## Goal 1:
Return the diagram region data records word for word, from the first line of the records through the line containing "The wrapper 29 is at (132, 223).", including both of those lines.

Analysis and scatterplot

# calculate correlation (excluding NA values)
correlation <- cor(combined_analysis$relative_growth, 
                   combined_analysis$vox_percentage,
                   use = "complete.obs")  # this will exclude NA values
print(paste("\nCorrelation between relative GDP growth and VOX support:", round(correlation, 3)))
[1] "\nCorrelation between relative GDP growth and VOX support: -0.142"
# create scatter plot
scatter_plot_1 <- ggplot(combined_analysis, aes(x = relative_growth, y = vox_percentage)) +
  geom_point(aes(color = growth_category), size = 3) +
  geom_text(aes(label = region), vjust = -0.5, size = 3) +
  geom_smooth(method = "lm", color = color_palette[6], linetype = "dashed", se = FALSE) +
  labs(
    title = "Relationship between Economic Growth and VOX Support",
    subtitle = "By Autonomous Community (1999-2019)",
    x = "Relative GDP per Capita Growth (%)",
    y = "VOX Vote Share (%)",
    color = "Growth Category"
  ) +
  theme_presentation() +
  theme(
    legend.position = "bottom",
    plot.title = element_text(face = "bold"))

Original Exercise 3: Vox’s electoral performance

Exercise:

Analyze VOX’s electoral performance in the Nov 2019 general election by studying (1) how voter turnout relates to VOX’s electoral success across municipalities, (2) visualising the geographic concentration in the support of Vox, and (3) studying electoral fragmentation.

Analysing how voter turnout relates to Vox’s electoral success

# first, let's create municipality_summary for November 2019 (using both month and year)
municipality_summary_2019 <- election_data |> 
  filter(anno == 2019, mes == 11) |>   # specifying November 2019
  group_by(municipio) |> 
  slice(1) |> 
  summarise(
    censo = censo,
    total_votes = votos_candidaturas + votos_blancos + votos_nulos,
    valid_votes = votos_candidaturas,
    turnout = (total_votes / censo) * 100) |> 
  filter(!is.na(turnout), turnout <= 100, turnout > 0)

# then calculate party votes for the same election
party_votes_2019 <- election_data |> 
  filter(anno == 2019, mes == 11) |>   # again, specifying November 2019
  mutate(
    party_group = case_when(
      partido_2 == "VOX" ~ "VOX",
      TRUE ~ "OTHER")) |> 
  group_by(municipio, party_group) |> 
  summarise(
    votes = sum(num_votos, na.rm = TRUE),
    .groups = 'drop') |> 
  pivot_wider(
    names_from = party_group,
    values_from = votes,
    values_fill = 0)

# join the two objects
final_analysis <- municipality_summary_2019 |> 
  left_join(party_votes_2019, by = "municipio") |> 
  mutate(
    vox_share = (VOX / valid_votes) * 100) |> 
  select(municipio, censo, turnout, vox_share)

## Goal 2:
Write the next part of the R analysis of VOX electoral support, picking up right after its last line.

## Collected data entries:

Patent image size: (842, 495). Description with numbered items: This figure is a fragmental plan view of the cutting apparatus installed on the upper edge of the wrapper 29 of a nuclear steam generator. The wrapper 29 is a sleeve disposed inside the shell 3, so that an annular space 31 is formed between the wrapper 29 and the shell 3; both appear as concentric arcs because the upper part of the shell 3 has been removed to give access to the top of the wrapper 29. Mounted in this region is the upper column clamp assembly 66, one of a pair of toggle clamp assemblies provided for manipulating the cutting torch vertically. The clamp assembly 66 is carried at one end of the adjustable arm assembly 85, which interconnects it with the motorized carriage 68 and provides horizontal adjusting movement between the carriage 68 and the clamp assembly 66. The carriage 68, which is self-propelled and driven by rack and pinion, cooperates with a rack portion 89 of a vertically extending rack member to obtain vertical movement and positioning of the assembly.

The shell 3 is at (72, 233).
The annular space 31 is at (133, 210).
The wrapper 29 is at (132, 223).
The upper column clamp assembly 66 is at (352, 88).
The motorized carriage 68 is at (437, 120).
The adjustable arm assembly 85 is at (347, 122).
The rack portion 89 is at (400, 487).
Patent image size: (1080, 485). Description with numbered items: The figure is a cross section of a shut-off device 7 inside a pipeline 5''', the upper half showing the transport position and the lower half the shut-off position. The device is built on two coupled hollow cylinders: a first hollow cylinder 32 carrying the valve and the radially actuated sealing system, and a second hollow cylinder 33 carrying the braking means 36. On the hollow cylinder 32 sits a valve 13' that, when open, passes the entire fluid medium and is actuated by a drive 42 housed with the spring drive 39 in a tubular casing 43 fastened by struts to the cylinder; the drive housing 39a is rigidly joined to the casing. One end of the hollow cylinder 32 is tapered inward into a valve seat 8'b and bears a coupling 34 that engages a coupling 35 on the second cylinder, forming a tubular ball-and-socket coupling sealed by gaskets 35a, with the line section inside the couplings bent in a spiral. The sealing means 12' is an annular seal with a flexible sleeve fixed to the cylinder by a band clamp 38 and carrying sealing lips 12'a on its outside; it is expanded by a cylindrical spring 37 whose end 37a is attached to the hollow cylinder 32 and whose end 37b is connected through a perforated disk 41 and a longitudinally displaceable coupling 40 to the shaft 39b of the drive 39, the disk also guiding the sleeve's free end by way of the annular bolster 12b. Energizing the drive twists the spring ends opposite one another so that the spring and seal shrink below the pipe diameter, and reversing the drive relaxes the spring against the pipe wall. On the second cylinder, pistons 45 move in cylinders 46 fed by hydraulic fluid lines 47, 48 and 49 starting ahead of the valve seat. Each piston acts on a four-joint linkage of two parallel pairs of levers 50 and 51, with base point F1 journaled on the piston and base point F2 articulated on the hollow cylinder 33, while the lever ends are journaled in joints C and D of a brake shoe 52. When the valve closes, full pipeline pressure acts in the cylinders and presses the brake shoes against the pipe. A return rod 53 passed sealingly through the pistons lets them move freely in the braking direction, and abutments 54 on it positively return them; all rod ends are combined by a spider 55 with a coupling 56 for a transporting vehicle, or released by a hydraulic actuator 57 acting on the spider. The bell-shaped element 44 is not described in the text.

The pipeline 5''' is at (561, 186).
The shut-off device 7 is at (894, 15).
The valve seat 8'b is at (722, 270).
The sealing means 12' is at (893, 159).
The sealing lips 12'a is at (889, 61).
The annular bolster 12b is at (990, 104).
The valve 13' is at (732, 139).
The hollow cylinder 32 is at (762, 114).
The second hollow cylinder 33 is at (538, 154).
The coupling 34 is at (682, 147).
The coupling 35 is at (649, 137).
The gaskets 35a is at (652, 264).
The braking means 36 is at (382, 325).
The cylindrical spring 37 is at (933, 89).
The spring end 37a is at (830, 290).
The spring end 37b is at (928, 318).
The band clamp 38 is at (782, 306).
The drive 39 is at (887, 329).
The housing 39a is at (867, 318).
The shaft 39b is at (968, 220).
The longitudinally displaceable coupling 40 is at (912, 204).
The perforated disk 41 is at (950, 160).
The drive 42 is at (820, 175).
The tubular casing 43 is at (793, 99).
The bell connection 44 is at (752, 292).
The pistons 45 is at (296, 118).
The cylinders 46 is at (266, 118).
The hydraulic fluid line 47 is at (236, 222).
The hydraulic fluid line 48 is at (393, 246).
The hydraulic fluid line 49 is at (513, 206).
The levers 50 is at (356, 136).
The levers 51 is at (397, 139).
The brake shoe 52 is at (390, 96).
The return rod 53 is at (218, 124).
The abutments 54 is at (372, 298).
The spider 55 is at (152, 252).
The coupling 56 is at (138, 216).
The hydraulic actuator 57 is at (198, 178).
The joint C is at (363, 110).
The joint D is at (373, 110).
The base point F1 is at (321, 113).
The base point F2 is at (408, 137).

## Task output 1:
Patent image size: (842, 495). Description with numbered items: This figure is a fragmental plan view of the cutting apparatus installed on the upper edge of the wrapper 29 of a nuclear steam generator. The wrapper 29 is a sleeve disposed inside the shell 3, so that an annular space 31 is formed between the wrapper 29 and the shell 3; both appear as concentric arcs because the upper part of the shell 3 has been removed to give access to the top of the wrapper 29. Mounted in this region is the upper column clamp assembly 66, one of a pair of toggle clamp assemblies provided for manipulating the cutting torch vertically. The clamp assembly 66 is carried at one end of the adjustable arm assembly 85, which interconnects it with the motorized carriage 68 and provides horizontal adjusting movement between the carriage 68 and the clamp assembly 66. The carriage 68, which is self-propelled and driven by rack and pinion, cooperates with a rack portion 89 of a vertically extending rack member to obtain vertical movement and positioning of the assembly.

The shell 3 is at (72, 233).
The annular space 31 is at (133, 210).
The wrapper 29 is at (132, 223).

## Task output 2:
# calculate the correlation
cor(final_analysis$turnout, final_analysis$vox_share)
[1] 0.003779757
  # we tested for different sizes of municipalities by adding a population
  # threshold; the correlations were more or less the same

# visualise
turnout_vox_share_plot <- ggplot(final_analysis) +
  geom_point(aes(x = turnout, y = vox_share), alpha = 0.3, color = color_palette[3], size = 2) +
  geom_smooth(aes(x = turnout, y = vox_share), method = "lm", se = TRUE, color = color_palette[3]) +
  labs(
    title = "Relationship between Turnout and VOX Vote Share (November 2019)",
    subtitle = "Analysis by Municipality",
    x = "Voter Turnout (%)",
    y = "VOX Vote Share (%)"
  ) +
  theme_presentation()

Visualising the geographic concentration in the support of Vox

regional_analysis <- election_data |> 
  filter(anno == 2019, mes == 11) |> 
  group_by(codigo_provincia) |>  
  summarise(total_votes = sum(num_votos, na.rm = TRUE), 
            vox_share = sum(num_votos[partido_2 == "VOX"], na.rm = TRUE) / total_votes * 100)

# get geospatial data for Spanish provinces
provinces <- esp_get_prov() |> 
  mutate(
    provincia = prov.shortname.en,
    codigo_provincia = as.character(cpro)) |> 
  select(provincia, codigo_provincia)

# transform to Mercator projection
provinces <- st_transform(provinces, 3857)

# get population data
pop_prov <- mapSpain::pobmun19 |> 
  rename(codigo_provincia = cpro) |> 
  mutate(codigo_provincia = as.character(codigo_provincia)) |> 
  group_by(codigo_provincia) |> 
  summarise(n_pop = sum(pob19))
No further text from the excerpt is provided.